--- begin Material ---

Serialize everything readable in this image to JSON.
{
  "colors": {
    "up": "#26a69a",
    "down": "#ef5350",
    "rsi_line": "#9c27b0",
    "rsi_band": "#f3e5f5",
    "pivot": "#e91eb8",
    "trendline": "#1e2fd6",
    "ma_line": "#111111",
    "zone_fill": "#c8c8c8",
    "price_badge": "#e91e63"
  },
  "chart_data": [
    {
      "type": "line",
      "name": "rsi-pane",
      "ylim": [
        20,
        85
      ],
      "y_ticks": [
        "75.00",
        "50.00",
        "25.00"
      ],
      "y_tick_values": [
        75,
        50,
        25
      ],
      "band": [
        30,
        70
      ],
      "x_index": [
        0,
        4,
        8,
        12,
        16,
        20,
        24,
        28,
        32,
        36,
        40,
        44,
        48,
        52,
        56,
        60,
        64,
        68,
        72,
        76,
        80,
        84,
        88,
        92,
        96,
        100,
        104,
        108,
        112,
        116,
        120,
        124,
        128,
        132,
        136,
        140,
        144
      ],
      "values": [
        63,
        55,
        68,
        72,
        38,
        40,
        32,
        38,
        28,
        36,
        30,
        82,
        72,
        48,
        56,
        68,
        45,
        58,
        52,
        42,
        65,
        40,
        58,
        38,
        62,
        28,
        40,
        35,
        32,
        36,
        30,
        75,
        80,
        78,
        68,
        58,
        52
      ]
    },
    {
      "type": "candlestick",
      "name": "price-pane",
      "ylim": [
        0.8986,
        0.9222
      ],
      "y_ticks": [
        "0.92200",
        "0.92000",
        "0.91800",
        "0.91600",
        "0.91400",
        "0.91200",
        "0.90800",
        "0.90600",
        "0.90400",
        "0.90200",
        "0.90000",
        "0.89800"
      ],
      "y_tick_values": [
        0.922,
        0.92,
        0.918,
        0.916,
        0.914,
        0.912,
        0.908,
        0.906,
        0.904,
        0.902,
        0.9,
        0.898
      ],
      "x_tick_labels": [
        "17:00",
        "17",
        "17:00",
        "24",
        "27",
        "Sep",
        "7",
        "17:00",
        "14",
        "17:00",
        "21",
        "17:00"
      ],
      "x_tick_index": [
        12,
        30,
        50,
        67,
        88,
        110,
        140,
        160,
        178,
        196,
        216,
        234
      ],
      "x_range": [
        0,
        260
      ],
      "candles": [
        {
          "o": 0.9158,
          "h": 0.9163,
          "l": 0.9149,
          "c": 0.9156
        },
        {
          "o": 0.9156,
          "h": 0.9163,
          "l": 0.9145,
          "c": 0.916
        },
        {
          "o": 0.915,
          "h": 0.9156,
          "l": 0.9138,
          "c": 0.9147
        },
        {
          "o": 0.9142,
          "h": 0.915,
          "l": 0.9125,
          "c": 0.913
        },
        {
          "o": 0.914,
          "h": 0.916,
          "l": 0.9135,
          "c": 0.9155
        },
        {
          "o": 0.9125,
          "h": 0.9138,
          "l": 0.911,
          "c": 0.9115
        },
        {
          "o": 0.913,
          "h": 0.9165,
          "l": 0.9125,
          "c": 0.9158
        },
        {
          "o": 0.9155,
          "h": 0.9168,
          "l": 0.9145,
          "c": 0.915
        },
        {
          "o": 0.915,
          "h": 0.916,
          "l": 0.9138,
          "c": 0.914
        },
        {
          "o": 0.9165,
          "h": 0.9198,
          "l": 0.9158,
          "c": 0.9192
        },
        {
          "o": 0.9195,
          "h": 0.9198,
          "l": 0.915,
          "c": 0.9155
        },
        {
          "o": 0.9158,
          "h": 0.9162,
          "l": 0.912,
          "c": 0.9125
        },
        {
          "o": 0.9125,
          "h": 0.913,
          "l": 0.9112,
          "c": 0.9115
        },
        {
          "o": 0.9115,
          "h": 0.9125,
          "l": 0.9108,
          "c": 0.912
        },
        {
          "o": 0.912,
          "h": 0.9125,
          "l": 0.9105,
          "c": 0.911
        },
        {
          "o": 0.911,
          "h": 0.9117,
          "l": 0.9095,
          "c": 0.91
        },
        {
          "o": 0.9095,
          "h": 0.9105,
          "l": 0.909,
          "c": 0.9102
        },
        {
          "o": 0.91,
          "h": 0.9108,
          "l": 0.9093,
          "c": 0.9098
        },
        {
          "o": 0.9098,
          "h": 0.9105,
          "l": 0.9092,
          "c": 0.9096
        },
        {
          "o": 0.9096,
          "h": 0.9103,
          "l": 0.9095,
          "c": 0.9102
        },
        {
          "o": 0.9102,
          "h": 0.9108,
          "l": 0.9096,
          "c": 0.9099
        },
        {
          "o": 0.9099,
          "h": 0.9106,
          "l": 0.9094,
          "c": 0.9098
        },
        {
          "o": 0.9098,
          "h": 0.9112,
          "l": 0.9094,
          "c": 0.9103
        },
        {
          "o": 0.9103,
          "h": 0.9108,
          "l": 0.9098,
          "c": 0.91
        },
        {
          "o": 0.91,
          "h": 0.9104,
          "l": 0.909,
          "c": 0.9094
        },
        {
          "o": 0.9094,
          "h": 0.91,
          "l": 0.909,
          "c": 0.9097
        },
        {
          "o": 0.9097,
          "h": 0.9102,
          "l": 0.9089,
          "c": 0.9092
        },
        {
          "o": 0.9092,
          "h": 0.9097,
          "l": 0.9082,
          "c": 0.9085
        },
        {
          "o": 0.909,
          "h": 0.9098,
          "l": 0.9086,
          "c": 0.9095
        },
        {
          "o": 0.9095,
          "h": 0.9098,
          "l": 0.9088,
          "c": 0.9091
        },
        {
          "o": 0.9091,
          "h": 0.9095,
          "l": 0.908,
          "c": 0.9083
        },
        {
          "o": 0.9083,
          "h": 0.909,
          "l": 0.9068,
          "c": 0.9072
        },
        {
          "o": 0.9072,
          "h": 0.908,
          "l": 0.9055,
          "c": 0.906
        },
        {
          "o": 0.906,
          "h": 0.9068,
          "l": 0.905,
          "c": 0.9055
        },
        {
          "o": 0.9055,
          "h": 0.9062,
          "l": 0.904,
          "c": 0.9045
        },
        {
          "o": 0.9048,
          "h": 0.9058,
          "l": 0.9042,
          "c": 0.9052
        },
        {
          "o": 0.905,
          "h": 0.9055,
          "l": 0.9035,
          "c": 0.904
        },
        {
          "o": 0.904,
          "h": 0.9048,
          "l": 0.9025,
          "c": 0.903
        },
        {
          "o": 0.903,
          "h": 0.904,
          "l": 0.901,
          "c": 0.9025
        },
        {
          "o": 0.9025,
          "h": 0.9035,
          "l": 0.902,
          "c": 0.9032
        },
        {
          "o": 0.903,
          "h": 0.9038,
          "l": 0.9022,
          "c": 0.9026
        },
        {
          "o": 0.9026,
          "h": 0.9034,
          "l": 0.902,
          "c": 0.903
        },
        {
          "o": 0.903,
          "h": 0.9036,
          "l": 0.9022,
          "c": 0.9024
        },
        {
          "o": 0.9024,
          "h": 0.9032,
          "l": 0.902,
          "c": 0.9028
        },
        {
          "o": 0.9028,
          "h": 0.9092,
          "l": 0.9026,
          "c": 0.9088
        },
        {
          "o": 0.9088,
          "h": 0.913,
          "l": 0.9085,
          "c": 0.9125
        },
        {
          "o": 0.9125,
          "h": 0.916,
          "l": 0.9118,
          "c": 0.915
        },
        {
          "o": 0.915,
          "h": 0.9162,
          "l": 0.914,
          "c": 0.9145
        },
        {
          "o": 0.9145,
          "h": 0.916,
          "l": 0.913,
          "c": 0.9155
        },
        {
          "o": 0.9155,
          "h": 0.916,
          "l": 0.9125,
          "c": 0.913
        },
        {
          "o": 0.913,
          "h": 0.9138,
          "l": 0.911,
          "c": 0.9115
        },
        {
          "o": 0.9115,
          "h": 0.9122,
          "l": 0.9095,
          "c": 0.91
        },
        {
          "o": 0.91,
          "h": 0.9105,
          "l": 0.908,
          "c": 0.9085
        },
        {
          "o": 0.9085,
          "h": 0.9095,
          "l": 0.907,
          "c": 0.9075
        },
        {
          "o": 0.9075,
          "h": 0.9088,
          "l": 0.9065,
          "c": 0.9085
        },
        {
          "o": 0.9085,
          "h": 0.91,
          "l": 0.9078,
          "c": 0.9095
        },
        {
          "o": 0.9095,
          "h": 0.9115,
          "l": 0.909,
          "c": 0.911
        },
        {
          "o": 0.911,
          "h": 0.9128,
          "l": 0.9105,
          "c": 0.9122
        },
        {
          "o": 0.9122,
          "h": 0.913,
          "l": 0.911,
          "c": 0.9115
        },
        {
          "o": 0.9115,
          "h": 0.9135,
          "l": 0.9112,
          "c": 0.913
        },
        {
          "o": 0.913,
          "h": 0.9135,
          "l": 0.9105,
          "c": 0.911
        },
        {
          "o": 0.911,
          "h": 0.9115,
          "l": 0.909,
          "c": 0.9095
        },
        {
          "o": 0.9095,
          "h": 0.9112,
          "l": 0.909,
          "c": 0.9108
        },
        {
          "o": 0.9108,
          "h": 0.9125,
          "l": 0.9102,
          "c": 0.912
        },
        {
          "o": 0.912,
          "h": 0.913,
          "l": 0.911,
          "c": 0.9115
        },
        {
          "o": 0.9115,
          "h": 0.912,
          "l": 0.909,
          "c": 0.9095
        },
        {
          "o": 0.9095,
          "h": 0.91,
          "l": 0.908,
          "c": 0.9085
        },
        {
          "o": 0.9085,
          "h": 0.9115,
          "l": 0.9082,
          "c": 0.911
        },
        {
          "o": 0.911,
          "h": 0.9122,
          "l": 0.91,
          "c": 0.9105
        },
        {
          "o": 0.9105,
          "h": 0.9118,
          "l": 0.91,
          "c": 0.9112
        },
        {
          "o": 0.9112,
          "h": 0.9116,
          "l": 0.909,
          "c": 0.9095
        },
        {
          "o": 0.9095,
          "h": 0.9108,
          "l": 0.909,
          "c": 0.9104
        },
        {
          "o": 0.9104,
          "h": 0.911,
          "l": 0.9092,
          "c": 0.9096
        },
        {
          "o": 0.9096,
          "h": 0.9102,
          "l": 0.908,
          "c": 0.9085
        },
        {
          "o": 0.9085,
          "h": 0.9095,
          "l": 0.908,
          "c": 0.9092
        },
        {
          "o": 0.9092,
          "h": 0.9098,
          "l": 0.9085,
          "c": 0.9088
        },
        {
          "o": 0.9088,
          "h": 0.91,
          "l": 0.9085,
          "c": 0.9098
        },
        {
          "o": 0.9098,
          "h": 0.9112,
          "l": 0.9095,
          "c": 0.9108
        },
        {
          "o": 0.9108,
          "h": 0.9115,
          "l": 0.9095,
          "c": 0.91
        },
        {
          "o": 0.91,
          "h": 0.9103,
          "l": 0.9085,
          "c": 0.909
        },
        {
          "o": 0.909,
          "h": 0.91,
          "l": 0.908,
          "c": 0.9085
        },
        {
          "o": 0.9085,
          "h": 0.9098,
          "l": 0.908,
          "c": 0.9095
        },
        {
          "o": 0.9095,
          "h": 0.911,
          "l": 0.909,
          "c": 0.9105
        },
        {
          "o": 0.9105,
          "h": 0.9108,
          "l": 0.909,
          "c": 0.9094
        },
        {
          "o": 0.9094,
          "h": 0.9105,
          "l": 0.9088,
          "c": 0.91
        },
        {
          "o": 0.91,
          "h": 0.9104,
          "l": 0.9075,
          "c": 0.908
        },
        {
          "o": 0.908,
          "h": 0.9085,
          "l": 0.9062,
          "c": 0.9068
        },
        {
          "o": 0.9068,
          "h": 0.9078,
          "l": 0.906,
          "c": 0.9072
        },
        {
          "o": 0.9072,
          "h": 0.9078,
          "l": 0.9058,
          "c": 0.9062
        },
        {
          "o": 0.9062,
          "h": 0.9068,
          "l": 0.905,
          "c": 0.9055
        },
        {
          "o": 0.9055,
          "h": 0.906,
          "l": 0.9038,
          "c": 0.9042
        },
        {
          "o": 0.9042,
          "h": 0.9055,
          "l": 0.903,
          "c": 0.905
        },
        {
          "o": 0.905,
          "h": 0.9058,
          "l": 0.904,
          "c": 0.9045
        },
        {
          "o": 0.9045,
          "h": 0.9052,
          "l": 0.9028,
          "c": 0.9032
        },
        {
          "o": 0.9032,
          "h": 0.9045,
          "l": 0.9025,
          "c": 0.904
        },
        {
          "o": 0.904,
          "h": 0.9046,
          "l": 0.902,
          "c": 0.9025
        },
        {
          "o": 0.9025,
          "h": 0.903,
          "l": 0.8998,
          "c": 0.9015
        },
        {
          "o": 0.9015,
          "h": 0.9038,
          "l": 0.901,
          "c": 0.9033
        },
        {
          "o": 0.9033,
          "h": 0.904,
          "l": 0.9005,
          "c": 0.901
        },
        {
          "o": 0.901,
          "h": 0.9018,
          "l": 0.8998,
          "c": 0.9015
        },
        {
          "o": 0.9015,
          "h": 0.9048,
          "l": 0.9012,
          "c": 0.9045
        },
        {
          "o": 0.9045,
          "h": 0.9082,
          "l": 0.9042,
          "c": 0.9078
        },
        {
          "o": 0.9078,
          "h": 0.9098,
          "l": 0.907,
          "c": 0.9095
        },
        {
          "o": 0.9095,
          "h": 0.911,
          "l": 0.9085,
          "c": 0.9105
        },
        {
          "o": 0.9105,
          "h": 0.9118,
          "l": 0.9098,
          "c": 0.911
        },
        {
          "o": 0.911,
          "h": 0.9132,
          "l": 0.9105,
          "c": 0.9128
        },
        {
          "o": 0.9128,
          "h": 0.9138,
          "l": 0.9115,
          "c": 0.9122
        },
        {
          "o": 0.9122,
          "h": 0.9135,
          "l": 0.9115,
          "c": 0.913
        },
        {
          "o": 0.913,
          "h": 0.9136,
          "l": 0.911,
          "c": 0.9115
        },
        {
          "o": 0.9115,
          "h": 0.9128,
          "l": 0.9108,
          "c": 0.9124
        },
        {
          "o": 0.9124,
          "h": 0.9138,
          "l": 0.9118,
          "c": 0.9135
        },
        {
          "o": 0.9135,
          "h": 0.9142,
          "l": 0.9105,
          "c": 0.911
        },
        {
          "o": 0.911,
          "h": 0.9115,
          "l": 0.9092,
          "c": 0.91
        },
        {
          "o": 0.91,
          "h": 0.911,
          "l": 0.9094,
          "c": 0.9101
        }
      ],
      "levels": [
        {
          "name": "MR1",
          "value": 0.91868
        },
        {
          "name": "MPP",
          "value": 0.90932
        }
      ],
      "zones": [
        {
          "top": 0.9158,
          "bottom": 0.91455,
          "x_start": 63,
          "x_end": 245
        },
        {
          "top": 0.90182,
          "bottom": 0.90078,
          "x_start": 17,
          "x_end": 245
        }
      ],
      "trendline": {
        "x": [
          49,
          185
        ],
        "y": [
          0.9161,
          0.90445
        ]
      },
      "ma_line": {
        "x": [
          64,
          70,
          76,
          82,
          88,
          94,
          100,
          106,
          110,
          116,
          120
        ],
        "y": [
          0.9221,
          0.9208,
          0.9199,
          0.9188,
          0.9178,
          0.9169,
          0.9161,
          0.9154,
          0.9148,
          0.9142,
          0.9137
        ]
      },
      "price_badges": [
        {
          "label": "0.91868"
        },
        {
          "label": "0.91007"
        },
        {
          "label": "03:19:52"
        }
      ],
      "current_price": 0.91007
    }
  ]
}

--- end Material ---

- _Work to do_: Pull out the lines above in which the word "name" appears.

- _Exercise response_:
      "name": "rsi-pane",
      "name": "price-pane",
          "name": "MR1",
          "name": "MPP",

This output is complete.